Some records
====

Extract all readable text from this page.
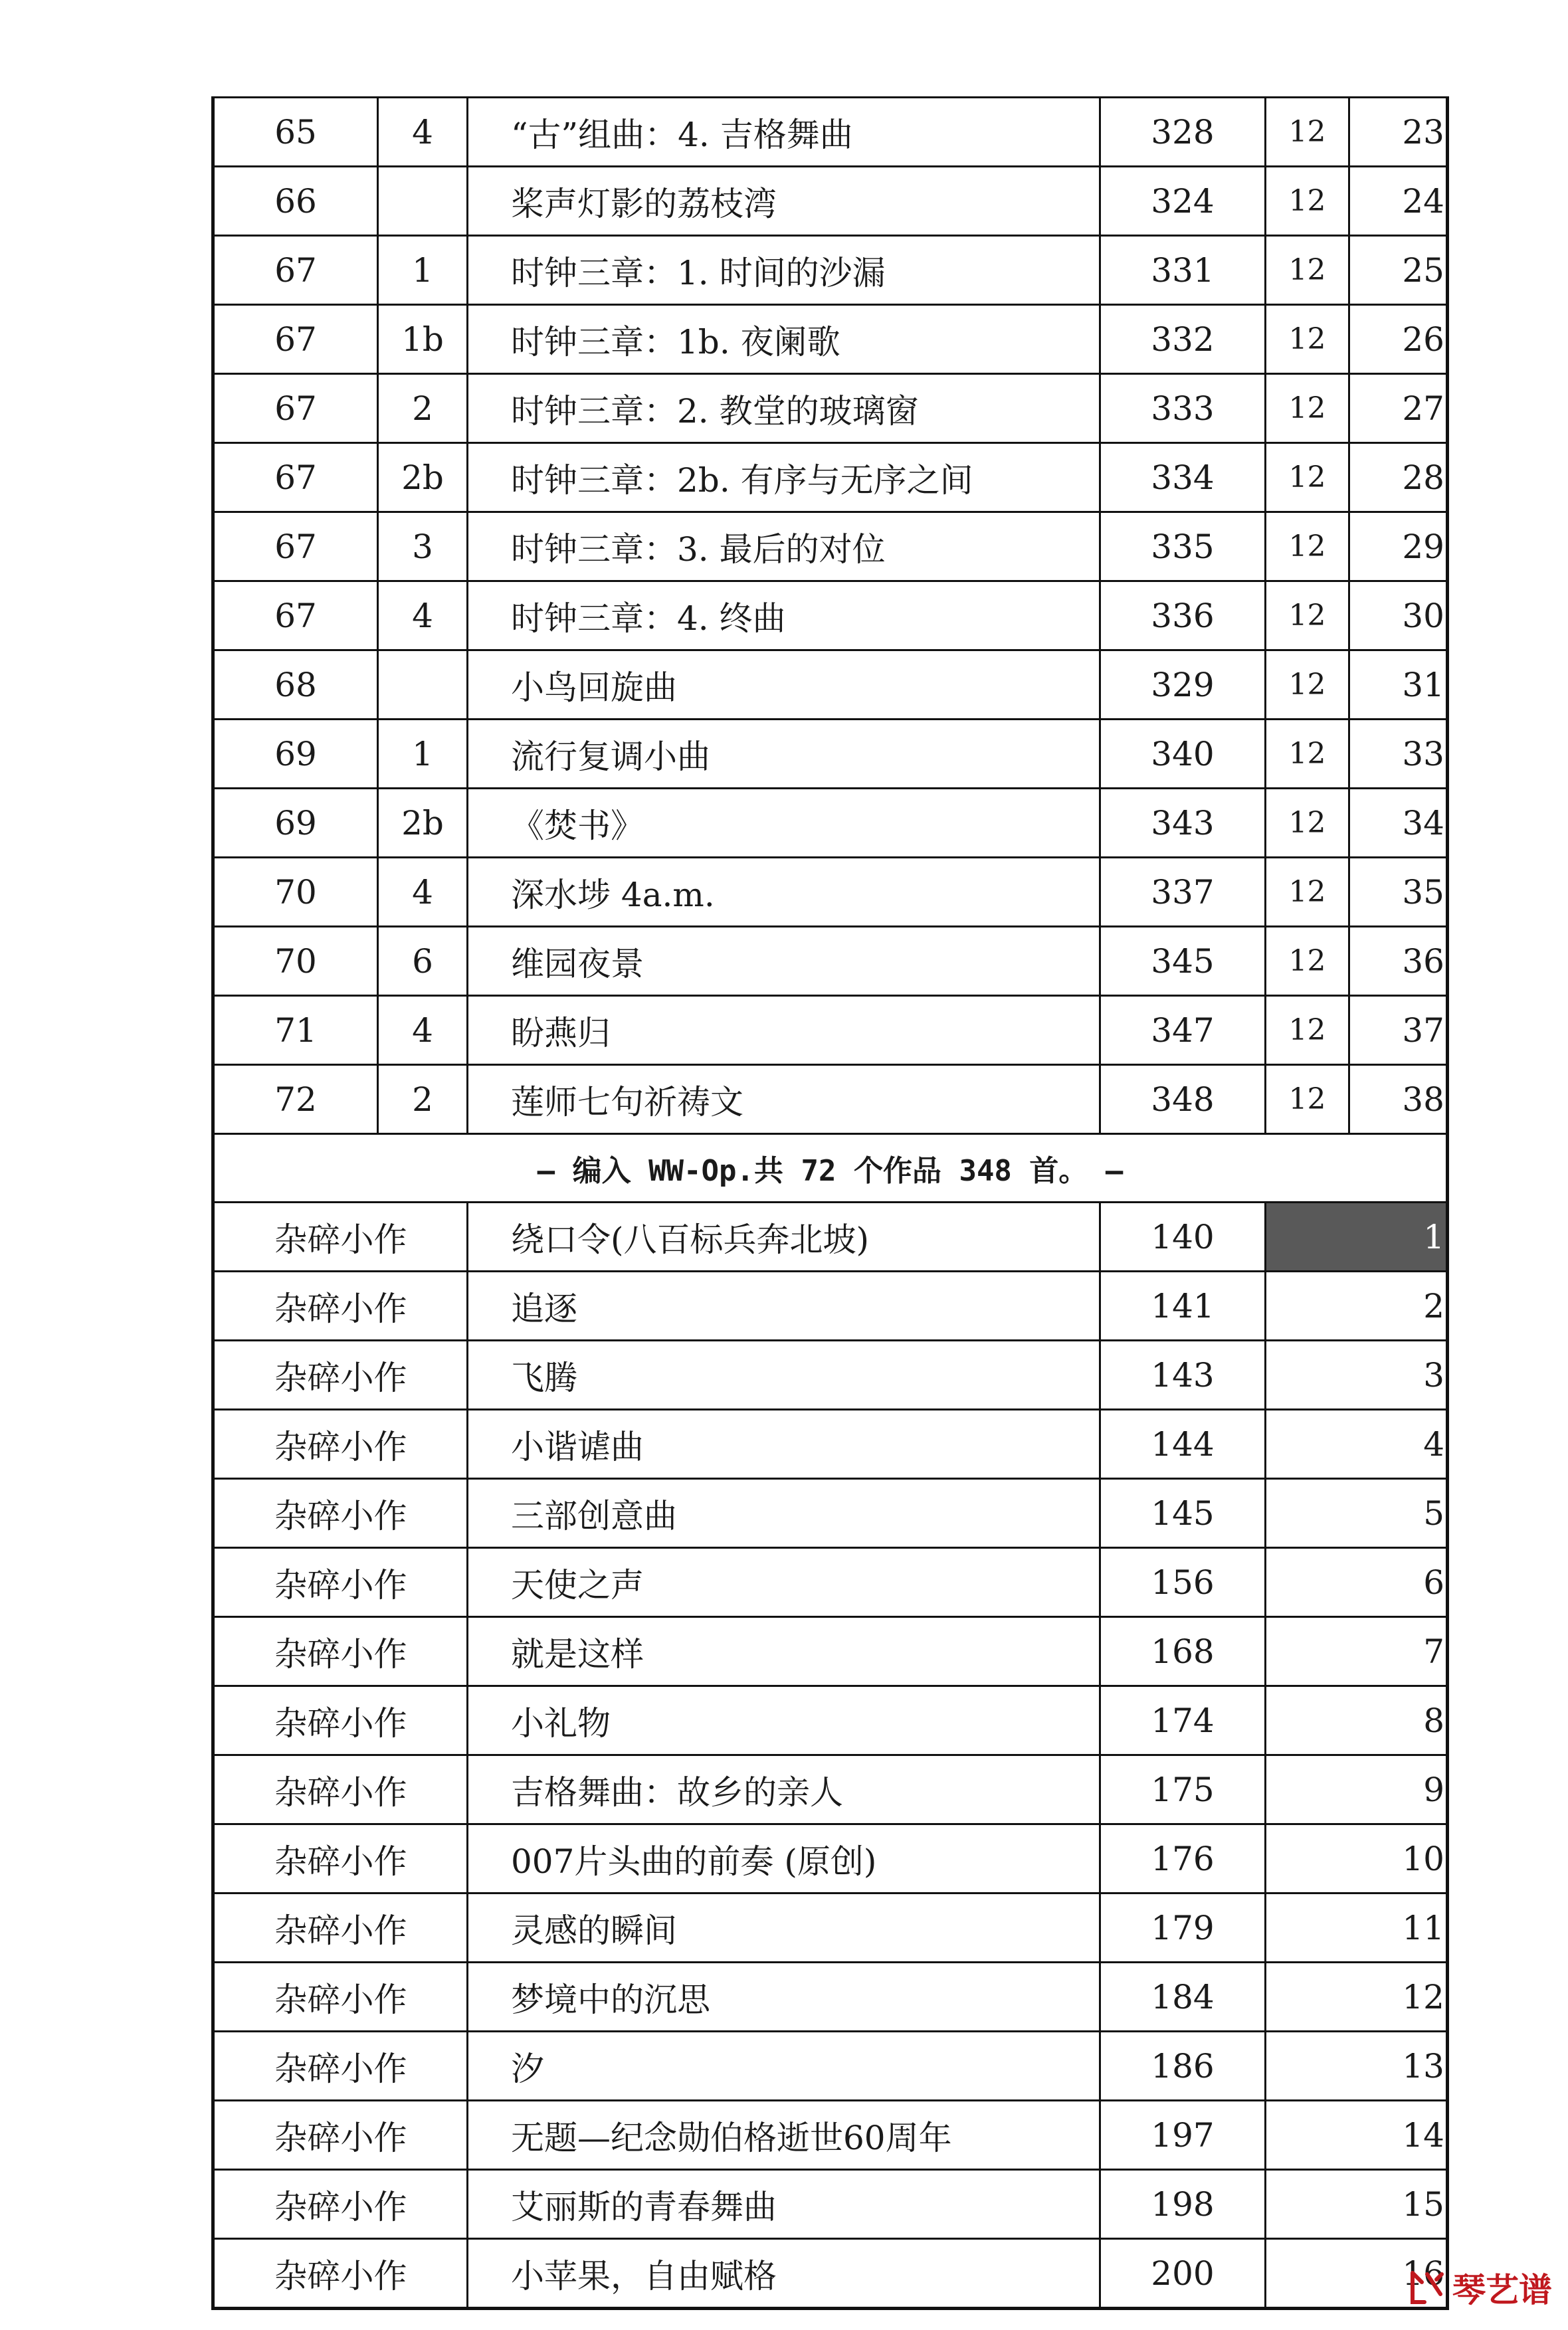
65	4	“古”组曲：4. 吉格舞曲	328	12	23
66		桨声灯影的荔枝湾	324	12	24
67	1	时钟三章：1. 时间的沙漏	331	12	25
67	1b	时钟三章：1b. 夜阑歌	332	12	26
67	2	时钟三章：2. 教堂的玻璃窗	333	12	27
67	2b	时钟三章：2b. 有序与无序之间	334	12	28
67	3	时钟三章：3. 最后的对位	335	12	29
67	4	时钟三章：4. 终曲	336	12	30
68		小鸟回旋曲	329	12	31
69	1	流行复调小曲	340	12	33
69	2b	《焚书》	343	12	34
70	4	深水埗 4a.m.	337	12	35
70	6	维园夜景	345	12	36
71	4	盼燕归	347	12	37
72	2	莲师七句祈祷文	348	12	38
– 编入 WW-Op.共 72 个作品 348 首。 –					
杂碎小作		绕口令(八百标兵奔北坡)	140	1	
杂碎小作		追逐	141	2	
杂碎小作		飞腾	143	3	
杂碎小作		小谐谑曲	144	4	
杂碎小作		三部创意曲	145	5	
杂碎小作		天使之声	156	6	
杂碎小作		就是这样	168	7	
杂碎小作		小礼物	174	8	
杂碎小作		吉格舞曲：故乡的亲人	175	9	
杂碎小作		007片头曲的前奏 (原创)	176	10	
杂碎小作		灵感的瞬间	179	11	
杂碎小作		梦境中的沉思	184	12	
杂碎小作		汐	186	13	
杂碎小作		无题—纪念勋伯格逝世60周年	197	14	
杂碎小作		艾丽斯的青春舞曲	198	15	
杂碎小作		小苹果，自由赋格	200	16	琴艺谱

====

● AIM OF THE EXERCISE
Using the records above, output their complete text exactly, minus any images.

● REPLY
Extract all readable text from this page.
65	4	“古”组曲：4. 吉格舞曲	328	12	23
66		桨声灯影的荔枝湾	324	12	24
67	1	时钟三章：1. 时间的沙漏	331	12	25
67	1b	时钟三章：1b. 夜阑歌	332	12	26
67	2	时钟三章：2. 教堂的玻璃窗	333	12	27
67	2b	时钟三章：2b. 有序与无序之间	334	12	28
67	3	时钟三章：3. 最后的对位	335	12	29
67	4	时钟三章：4. 终曲	336	12	30
68		小鸟回旋曲	329	12	31
69	1	流行复调小曲	340	12	33
69	2b	《焚书》	343	12	34
70	4	深水埗 4a.m.	337	12	35
70	6	维园夜景	345	12	36
71	4	盼燕归	347	12	37
72	2	莲师七句祈祷文	348	12	38
– 编入 WW-Op.共 72 个作品 348 首。 –					
杂碎小作		绕口令(八百标兵奔北坡)	140	1	
杂碎小作		追逐	141	2	
杂碎小作		飞腾	143	3	
杂碎小作		小谐谑曲	144	4	
杂碎小作		三部创意曲	145	5	
杂碎小作		天使之声	156	6	
杂碎小作		就是这样	168	7	
杂碎小作		小礼物	174	8	
杂碎小作		吉格舞曲：故乡的亲人	175	9	
杂碎小作		007片头曲的前奏 (原创)	176	10	
杂碎小作		灵感的瞬间	179	11	
杂碎小作		梦境中的沉思	184	12	
杂碎小作		汐	186	13	
杂碎小作		无题—纪念勋伯格逝世60周年	197	14	
杂碎小作		艾丽斯的青春舞曲	198	15	
杂碎小作		小苹果，自由赋格	200	16	琴艺谱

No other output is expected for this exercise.